• **Exercise aim**
What follows is a set of records; repeat all of them exactly.

• **Provided data**
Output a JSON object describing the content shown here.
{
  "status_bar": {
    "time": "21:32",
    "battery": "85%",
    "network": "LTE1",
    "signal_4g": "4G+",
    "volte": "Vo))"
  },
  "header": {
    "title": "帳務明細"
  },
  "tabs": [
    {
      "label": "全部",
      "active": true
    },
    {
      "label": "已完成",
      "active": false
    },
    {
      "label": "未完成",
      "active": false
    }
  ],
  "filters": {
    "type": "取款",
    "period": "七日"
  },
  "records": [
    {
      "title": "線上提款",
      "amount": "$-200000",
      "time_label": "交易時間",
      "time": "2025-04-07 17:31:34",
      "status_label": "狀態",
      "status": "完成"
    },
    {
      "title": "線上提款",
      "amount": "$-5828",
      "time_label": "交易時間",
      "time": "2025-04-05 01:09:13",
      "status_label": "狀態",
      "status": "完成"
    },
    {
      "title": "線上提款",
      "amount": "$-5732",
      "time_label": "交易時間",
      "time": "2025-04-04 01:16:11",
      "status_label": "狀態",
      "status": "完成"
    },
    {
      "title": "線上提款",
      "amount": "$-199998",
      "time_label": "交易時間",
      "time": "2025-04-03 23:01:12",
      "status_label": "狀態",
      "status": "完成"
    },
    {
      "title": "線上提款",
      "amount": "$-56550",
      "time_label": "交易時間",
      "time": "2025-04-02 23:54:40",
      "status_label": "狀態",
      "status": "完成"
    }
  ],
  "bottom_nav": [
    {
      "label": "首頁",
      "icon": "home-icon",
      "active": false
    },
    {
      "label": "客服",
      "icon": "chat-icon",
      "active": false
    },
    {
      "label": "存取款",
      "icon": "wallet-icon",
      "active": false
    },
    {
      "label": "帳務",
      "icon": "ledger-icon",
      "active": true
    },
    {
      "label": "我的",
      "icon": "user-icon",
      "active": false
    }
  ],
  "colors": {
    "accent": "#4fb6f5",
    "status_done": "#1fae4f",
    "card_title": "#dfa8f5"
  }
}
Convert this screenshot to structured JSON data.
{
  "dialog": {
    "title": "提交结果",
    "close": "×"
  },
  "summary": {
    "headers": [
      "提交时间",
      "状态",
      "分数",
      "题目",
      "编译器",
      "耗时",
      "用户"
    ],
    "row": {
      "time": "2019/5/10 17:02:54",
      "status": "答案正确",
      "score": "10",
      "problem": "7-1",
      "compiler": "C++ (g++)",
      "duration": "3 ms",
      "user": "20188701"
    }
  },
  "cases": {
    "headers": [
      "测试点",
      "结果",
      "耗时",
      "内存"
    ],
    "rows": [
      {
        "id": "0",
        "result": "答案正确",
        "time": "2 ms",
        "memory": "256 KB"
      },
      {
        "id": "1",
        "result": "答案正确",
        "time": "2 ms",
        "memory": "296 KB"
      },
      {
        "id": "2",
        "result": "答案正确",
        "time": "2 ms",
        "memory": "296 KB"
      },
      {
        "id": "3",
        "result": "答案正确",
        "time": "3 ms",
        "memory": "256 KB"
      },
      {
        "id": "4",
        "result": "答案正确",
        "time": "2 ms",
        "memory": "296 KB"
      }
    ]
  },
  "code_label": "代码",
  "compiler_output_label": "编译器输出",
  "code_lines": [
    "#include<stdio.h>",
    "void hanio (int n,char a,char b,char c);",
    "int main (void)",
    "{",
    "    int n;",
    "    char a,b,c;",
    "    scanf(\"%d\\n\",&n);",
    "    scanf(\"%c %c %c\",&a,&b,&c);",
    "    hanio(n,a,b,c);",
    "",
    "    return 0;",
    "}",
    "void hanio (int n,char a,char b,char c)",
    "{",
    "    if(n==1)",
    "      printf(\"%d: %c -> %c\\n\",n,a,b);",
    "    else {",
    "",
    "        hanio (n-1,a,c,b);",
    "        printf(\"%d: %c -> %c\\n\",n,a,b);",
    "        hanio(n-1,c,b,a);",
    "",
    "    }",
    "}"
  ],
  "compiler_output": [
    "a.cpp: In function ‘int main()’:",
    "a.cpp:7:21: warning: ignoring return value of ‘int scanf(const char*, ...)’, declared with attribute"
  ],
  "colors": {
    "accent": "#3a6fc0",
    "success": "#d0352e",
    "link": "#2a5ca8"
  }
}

• **Solution below**
Output a JSON object describing the content shown here.
{
  "status_bar": {
    "time": "21:32",
    "battery": "85%",
    "network": "LTE1",
    "signal_4g": "4G+",
    "volte": "Vo))"
  },
  "header": {
    "title": "帳務明細"
  },
  "tabs": [
    {
      "label": "全部",
      "active": true
    },
    {
      "label": "已完成",
      "active": false
    },
    {
      "label": "未完成",
      "active": false
    }
  ],
  "filters": {
    "type": "取款",
    "period": "七日"
  },
  "records": [
    {
      "title": "線上提款",
      "amount": "$-200000",
      "time_label": "交易時間",
      "time": "2025-04-07 17:31:34",
      "status_label": "狀態",
      "status": "完成"
    },
    {
      "title": "線上提款",
      "amount": "$-5828",
      "time_label": "交易時間",
      "time": "2025-04-05 01:09:13",
      "status_label": "狀態",
      "status": "完成"
    },
    {
      "title": "線上提款",
      "amount": "$-5732",
      "time_label": "交易時間",
      "time": "2025-04-04 01:16:11",
      "status_label": "狀態",
      "status": "完成"
    },
    {
      "title": "線上提款",
      "amount": "$-199998",
      "time_label": "交易時間",
      "time": "2025-04-03 23:01:12",
      "status_label": "狀態",
      "status": "完成"
    },
    {
      "title": "線上提款",
      "amount": "$-56550",
      "time_label": "交易時間",
      "time": "2025-04-02 23:54:40",
      "status_label": "狀態",
      "status": "完成"
    }
  ],
  "bottom_nav": [
    {
      "label": "首頁",
      "icon": "home-icon",
      "active": false
    },
    {
      "label": "客服",
      "icon": "chat-icon",
      "active": false
    },
    {
      "label": "存取款",
      "icon": "wallet-icon",
      "active": false
    },
    {
      "label": "帳務",
      "icon": "ledger-icon",
      "active": true
    },
    {
      "label": "我的",
      "icon": "user-icon",
      "active": false
    }
  ],
  "colors": {
    "accent": "#4fb6f5",
    "status_done": "#1fae4f",
    "card_title": "#dfa8f5"
  }
}
Convert this screenshot to structured JSON data.
{
  "dialog": {
    "title": "提交结果",
    "close": "×"
  },
  "summary": {
    "headers": [
      "提交时间",
      "状态",
      "分数",
      "题目",
      "编译器",
      "耗时",
      "用户"
    ],
    "row": {
      "time": "2019/5/10 17:02:54",
      "status": "答案正确",
      "score": "10",
      "problem": "7-1",
      "compiler": "C++ (g++)",
      "duration": "3 ms",
      "user": "20188701"
    }
  },
  "cases": {
    "headers": [
      "测试点",
      "结果",
      "耗时",
      "内存"
    ],
    "rows": [
      {
        "id": "0",
        "result": "答案正确",
        "time": "2 ms",
        "memory": "256 KB"
      },
      {
        "id": "1",
        "result": "答案正确",
        "time": "2 ms",
        "memory": "296 KB"
      },
      {
        "id": "2",
        "result": "答案正确",
        "time": "2 ms",
        "memory": "296 KB"
      },
      {
        "id": "3",
        "result": "答案正确",
        "time": "3 ms",
        "memory": "256 KB"
      },
      {
        "id": "4",
        "result": "答案正确",
        "time": "2 ms",
        "memory": "296 KB"
      }
    ]
  },
  "code_label": "代码",
  "compiler_output_label": "编译器输出",
  "code_lines": [
    "#include<stdio.h>",
    "void hanio (int n,char a,char b,char c);",
    "int main (void)",
    "{",
    "    int n;",
    "    char a,b,c;",
    "    scanf(\"%d\\n\",&n);",
    "    scanf(\"%c %c %c\",&a,&b,&c);",
    "    hanio(n,a,b,c);",
    "",
    "    return 0;",
    "}",
    "void hanio (int n,char a,char b,char c)",
    "{",
    "    if(n==1)",
    "      printf(\"%d: %c -> %c\\n\",n,a,b);",
    "    else {",
    "",
    "        hanio (n-1,a,c,b);",
    "        printf(\"%d: %c -> %c\\n\",n,a,b);",
    "        hanio(n-1,c,b,a);",
    "",
    "    }",
    "}"
  ],
  "compiler_output": [
    "a.cpp: In function ‘int main()’:",
    "a.cpp:7:21: warning: ignoring return value of ‘int scanf(const char*, ...)’, declared with attribute"
  ],
  "colors": {
    "accent": "#3a6fc0",
    "success": "#d0352e",
    "link": "#2a5ca8"
  }
}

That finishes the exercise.